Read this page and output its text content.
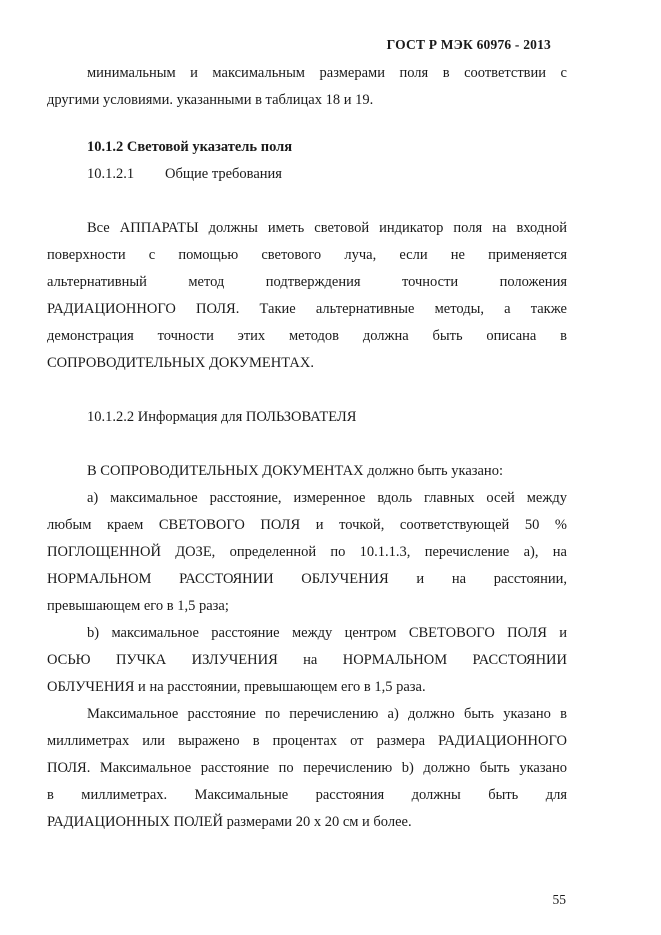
ГОСТ Р МЭК 60976 - 2013
минимальным и максимальным размерами поля в соответствии с
другими условиями. указанными в таблицах 18 и 19.
10.1.2 Световой указатель поля
10.1.2.1	Общие требования
Все АППАРАТЫ должны иметь световой индикатор поля на входной
поверхности с помощью светового луча, если не применяется
альтернативный метод подтверждения точности положения
РАДИАЦИОННОГО ПОЛЯ. Такие альтернативные методы, а также
демонстрация точности этих методов должна быть описана в
СОПРОВОДИТЕЛЬНЫХ ДОКУМЕНТАХ.
10.1.2.2 Информация для ПОЛЬЗОВАТЕЛЯ
В СОПРОВОДИТЕЛЬНЫХ ДОКУМЕНТАХ должно быть указано:
a) максимальное расстояние, измеренное вдоль главных осей между
любым краем СВЕТОВОГО ПОЛЯ и точкой, соответствующей 50 %
ПОГЛОЩЕННОЙ ДОЗЕ, определенной по 10.1.1.3, перечисление а), на
НОРМАЛЬНОМ РАССТОЯНИИ ОБЛУЧЕНИЯ и на расстоянии,
превышающем его в 1,5 раза;
b) максимальное расстояние между центром СВЕТОВОГО ПОЛЯ и
ОСЬЮ ПУЧКА ИЗЛУЧЕНИЯ на НОРМАЛЬНОМ РАССТОЯНИИ
ОБЛУЧЕНИЯ и на расстоянии, превышающем его в 1,5 раза.
Максимальное расстояние по перечислению а) должно быть указано в
миллиметрах или выражено в процентах от размера РАДИАЦИОННОГО
ПОЛЯ. Максимальное расстояние по перечислению b) должно быть указано
в миллиметрах. Максимальные расстояния должны быть для
РАДИАЦИОННЫХ ПОЛЕЙ размерами 20 х 20 см и более.
55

● ● ● ● ● ● ●

# [Exercise requirements]
Give every line of the material that includes the string "раза".

# [Worked solution]
превышающем его в 1,5 раза;
ОБЛУЧЕНИЯ и на расстоянии, превышающем его в 1,5 раза.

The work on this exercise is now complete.